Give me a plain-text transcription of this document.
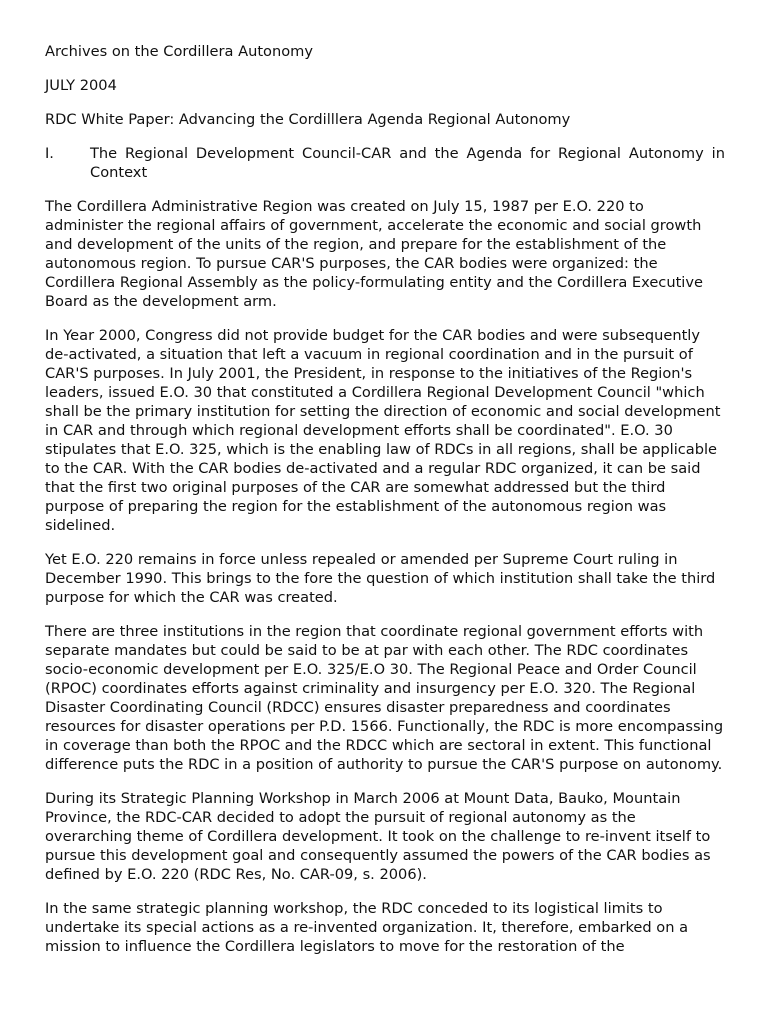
Archives on the Cordillera Autonomy

JULY 2004

RDC White Paper: Advancing the Cordilllera Agenda Regional Autonomy

I.	The Regional Development Council-CAR and the Agenda for Regional Autonomy in Context

The Cordillera Administrative Region was created on July 15, 1987 per E.O. 220 to administer the regional affairs of government, accelerate the economic and social growth and development of the units of the region, and prepare for the establishment of the autonomous region. To pursue CAR'S purposes, the CAR bodies were organized: the Cordillera Regional Assembly as the policy-formulating entity and the Cordillera Executive Board as the development arm.

In Year 2000, Congress did not provide budget for the CAR bodies and were subsequently de-activated, a situation that left a vacuum in regional coordination and in the pursuit of CAR'S purposes. In July 2001, the President, in response to the initiatives of the Region's leaders, issued E.O. 30 that constituted a Cordillera Regional Development Council "which shall be the primary institution for setting the direction of economic and social development in CAR and through which regional development efforts shall be coordinated". E.O. 30 stipulates that E.O. 325, which is the enabling law of RDCs in all regions, shall be applicable to the CAR. With the CAR bodies de-activated and a regular RDC organized, it can be said that the first two original purposes of the CAR are somewhat addressed but the third purpose of preparing the region for the establishment of the autonomous region was sidelined.

Yet E.O. 220 remains in force unless repealed or amended per Supreme Court ruling in December 1990. This brings to the fore the question of which institution shall take the third purpose for which the CAR was created.

There are three institutions in the region that coordinate regional government efforts with separate mandates but could be said to be at par with each other. The RDC coordinates socio-economic development per E.O. 325/E.O 30. The Regional Peace and Order Council (RPOC) coordinates efforts against criminality and insurgency per E.O. 320. The Regional Disaster Coordinating Council (RDCC) ensures disaster preparedness and coordinates resources for disaster operations per P.D. 1566. Functionally, the RDC is more encompassing in coverage than both the RPOC and the RDCC which are sectoral in extent. This functional difference puts the RDC in a position of authority to pursue the CAR'S purpose on autonomy.

During its Strategic Planning Workshop in March 2006 at Mount Data, Bauko, Mountain Province, the RDC-CAR decided to adopt the pursuit of regional autonomy as the overarching theme of Cordillera development. It took on the challenge to re-invent itself to pursue this development goal and consequently assumed the powers of the CAR bodies as defined by E.O. 220 (RDC Res, No. CAR-09, s. 2006).

In the same strategic planning workshop, the RDC conceded to its logistical limits to undertake its special actions as a re-invented organization. It, therefore, embarked on a mission to influence the Cordillera legislators to move for the restoration of the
- - -
• [WORK REQUIRED]:
Output the records above exactly as they are, leaving out the pictures.

• [EXERCISE OUTPUT]:
Give me a plain-text transcription of this document.
Archives on the Cordillera Autonomy

JULY 2004

RDC White Paper: Advancing the Cordilllera Agenda Regional Autonomy

I.	The Regional Development Council-CAR and the Agenda for Regional Autonomy in Context

The Cordillera Administrative Region was created on July 15, 1987 per E.O. 220 to administer the regional affairs of government, accelerate the economic and social growth and development of the units of the region, and prepare for the establishment of the autonomous region. To pursue CAR'S purposes, the CAR bodies were organized: the Cordillera Regional Assembly as the policy-formulating entity and the Cordillera Executive Board as the development arm.

In Year 2000, Congress did not provide budget for the CAR bodies and were subsequently de-activated, a situation that left a vacuum in regional coordination and in the pursuit of CAR'S purposes. In July 2001, the President, in response to the initiatives of the Region's leaders, issued E.O. 30 that constituted a Cordillera Regional Development Council "which shall be the primary institution for setting the direction of economic and social development in CAR and through which regional development efforts shall be coordinated". E.O. 30 stipulates that E.O. 325, which is the enabling law of RDCs in all regions, shall be applicable to the CAR. With the CAR bodies de-activated and a regular RDC organized, it can be said that the first two original purposes of the CAR are somewhat addressed but the third purpose of preparing the region for the establishment of the autonomous region was sidelined.

Yet E.O. 220 remains in force unless repealed or amended per Supreme Court ruling in December 1990. This brings to the fore the question of which institution shall take the third purpose for which the CAR was created.

There are three institutions in the region that coordinate regional government efforts with separate mandates but could be said to be at par with each other. The RDC coordinates socio-economic development per E.O. 325/E.O 30. The Regional Peace and Order Council (RPOC) coordinates efforts against criminality and insurgency per E.O. 320. The Regional Disaster Coordinating Council (RDCC) ensures disaster preparedness and coordinates resources for disaster operations per P.D. 1566. Functionally, the RDC is more encompassing in coverage than both the RPOC and the RDCC which are sectoral in extent. This functional difference puts the RDC in a position of authority to pursue the CAR'S purpose on autonomy.

During its Strategic Planning Workshop in March 2006 at Mount Data, Bauko, Mountain Province, the RDC-CAR decided to adopt the pursuit of regional autonomy as the overarching theme of Cordillera development. It took on the challenge to re-invent itself to pursue this development goal and consequently assumed the powers of the CAR bodies as defined by E.O. 220 (RDC Res, No. CAR-09, s. 2006).

In the same strategic planning workshop, the RDC conceded to its logistical limits to undertake its special actions as a re-invented organization. It, therefore, embarked on a mission to influence the Cordillera legislators to move for the restoration of the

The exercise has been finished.